Goal of the exercise: Return each entry exactly, omitting nothing.

Begin Records shown

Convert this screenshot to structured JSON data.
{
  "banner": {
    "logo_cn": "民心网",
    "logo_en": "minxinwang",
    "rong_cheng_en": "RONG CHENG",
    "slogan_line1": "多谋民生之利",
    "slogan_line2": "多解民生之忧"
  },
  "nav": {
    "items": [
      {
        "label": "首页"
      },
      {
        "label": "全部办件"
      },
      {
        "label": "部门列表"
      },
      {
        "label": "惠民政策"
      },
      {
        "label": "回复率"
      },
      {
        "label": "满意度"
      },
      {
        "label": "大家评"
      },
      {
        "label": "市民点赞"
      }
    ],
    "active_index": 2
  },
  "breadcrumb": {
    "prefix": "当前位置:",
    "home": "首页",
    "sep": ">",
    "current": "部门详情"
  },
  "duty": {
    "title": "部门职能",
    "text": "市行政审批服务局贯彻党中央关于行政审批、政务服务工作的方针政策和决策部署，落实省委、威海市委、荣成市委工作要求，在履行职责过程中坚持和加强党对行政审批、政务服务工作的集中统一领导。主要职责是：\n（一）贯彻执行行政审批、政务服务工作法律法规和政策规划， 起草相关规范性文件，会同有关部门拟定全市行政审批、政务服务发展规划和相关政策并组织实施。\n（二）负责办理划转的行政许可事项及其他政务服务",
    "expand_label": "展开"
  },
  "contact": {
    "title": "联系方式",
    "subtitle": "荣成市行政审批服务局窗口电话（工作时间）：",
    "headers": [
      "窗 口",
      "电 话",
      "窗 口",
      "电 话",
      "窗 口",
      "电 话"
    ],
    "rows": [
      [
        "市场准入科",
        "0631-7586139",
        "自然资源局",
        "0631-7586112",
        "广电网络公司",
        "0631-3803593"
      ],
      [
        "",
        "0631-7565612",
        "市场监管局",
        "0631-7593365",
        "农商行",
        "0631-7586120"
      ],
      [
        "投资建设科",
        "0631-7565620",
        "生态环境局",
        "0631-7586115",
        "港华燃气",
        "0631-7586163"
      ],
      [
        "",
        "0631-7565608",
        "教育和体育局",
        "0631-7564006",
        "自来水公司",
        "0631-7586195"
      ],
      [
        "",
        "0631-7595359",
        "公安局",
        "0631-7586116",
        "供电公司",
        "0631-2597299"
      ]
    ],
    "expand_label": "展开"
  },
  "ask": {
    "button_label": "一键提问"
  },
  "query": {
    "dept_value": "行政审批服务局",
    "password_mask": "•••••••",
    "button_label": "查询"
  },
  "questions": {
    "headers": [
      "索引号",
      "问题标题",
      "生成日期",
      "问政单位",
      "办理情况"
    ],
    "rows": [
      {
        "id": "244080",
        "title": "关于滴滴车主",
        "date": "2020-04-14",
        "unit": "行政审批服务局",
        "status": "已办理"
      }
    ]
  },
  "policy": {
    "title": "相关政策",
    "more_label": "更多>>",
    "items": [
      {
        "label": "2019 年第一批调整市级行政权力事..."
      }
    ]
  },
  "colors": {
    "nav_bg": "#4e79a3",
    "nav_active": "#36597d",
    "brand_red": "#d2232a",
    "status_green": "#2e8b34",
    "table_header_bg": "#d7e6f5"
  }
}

End Records shown

Final result:
Convert this screenshot to structured JSON data.
{
  "banner": {
    "logo_cn": "民心网",
    "logo_en": "minxinwang",
    "rong_cheng_en": "RONG CHENG",
    "slogan_line1": "多谋民生之利",
    "slogan_line2": "多解民生之忧"
  },
  "nav": {
    "items": [
      {
        "label": "首页"
      },
      {
        "label": "全部办件"
      },
      {
        "label": "部门列表"
      },
      {
        "label": "惠民政策"
      },
      {
        "label": "回复率"
      },
      {
        "label": "满意度"
      },
      {
        "label": "大家评"
      },
      {
        "label": "市民点赞"
      }
    ],
    "active_index": 2
  },
  "breadcrumb": {
    "prefix": "当前位置:",
    "home": "首页",
    "sep": ">",
    "current": "部门详情"
  },
  "duty": {
    "title": "部门职能",
    "text": "市行政审批服务局贯彻党中央关于行政审批、政务服务工作的方针政策和决策部署，落实省委、威海市委、荣成市委工作要求，在履行职责过程中坚持和加强党对行政审批、政务服务工作的集中统一领导。主要职责是：\n（一）贯彻执行行政审批、政务服务工作法律法规和政策规划， 起草相关规范性文件，会同有关部门拟定全市行政审批、政务服务发展规划和相关政策并组织实施。\n（二）负责办理划转的行政许可事项及其他政务服务",
    "expand_label": "展开"
  },
  "contact": {
    "title": "联系方式",
    "subtitle": "荣成市行政审批服务局窗口电话（工作时间）：",
    "headers": [
      "窗 口",
      "电 话",
      "窗 口",
      "电 话",
      "窗 口",
      "电 话"
    ],
    "rows": [
      [
        "市场准入科",
        "0631-7586139",
        "自然资源局",
        "0631-7586112",
        "广电网络公司",
        "0631-3803593"
      ],
      [
        "",
        "0631-7565612",
        "市场监管局",
        "0631-7593365",
        "农商行",
        "0631-7586120"
      ],
      [
        "投资建设科",
        "0631-7565620",
        "生态环境局",
        "0631-7586115",
        "港华燃气",
        "0631-7586163"
      ],
      [
        "",
        "0631-7565608",
        "教育和体育局",
        "0631-7564006",
        "自来水公司",
        "0631-7586195"
      ],
      [
        "",
        "0631-7595359",
        "公安局",
        "0631-7586116",
        "供电公司",
        "0631-2597299"
      ]
    ],
    "expand_label": "展开"
  },
  "ask": {
    "button_label": "一键提问"
  },
  "query": {
    "dept_value": "行政审批服务局",
    "password_mask": "•••••••",
    "button_label": "查询"
  },
  "questions": {
    "headers": [
      "索引号",
      "问题标题",
      "生成日期",
      "问政单位",
      "办理情况"
    ],
    "rows": [
      {
        "id": "244080",
        "title": "关于滴滴车主",
        "date": "2020-04-14",
        "unit": "行政审批服务局",
        "status": "已办理"
      }
    ]
  },
  "policy": {
    "title": "相关政策",
    "more_label": "更多>>",
    "items": [
      {
        "label": "2019 年第一批调整市级行政权力事..."
      }
    ]
  },
  "colors": {
    "nav_bg": "#4e79a3",
    "nav_active": "#36597d",
    "brand_red": "#d2232a",
    "status_green": "#2e8b34",
    "table_header_bg": "#d7e6f5"
  }
}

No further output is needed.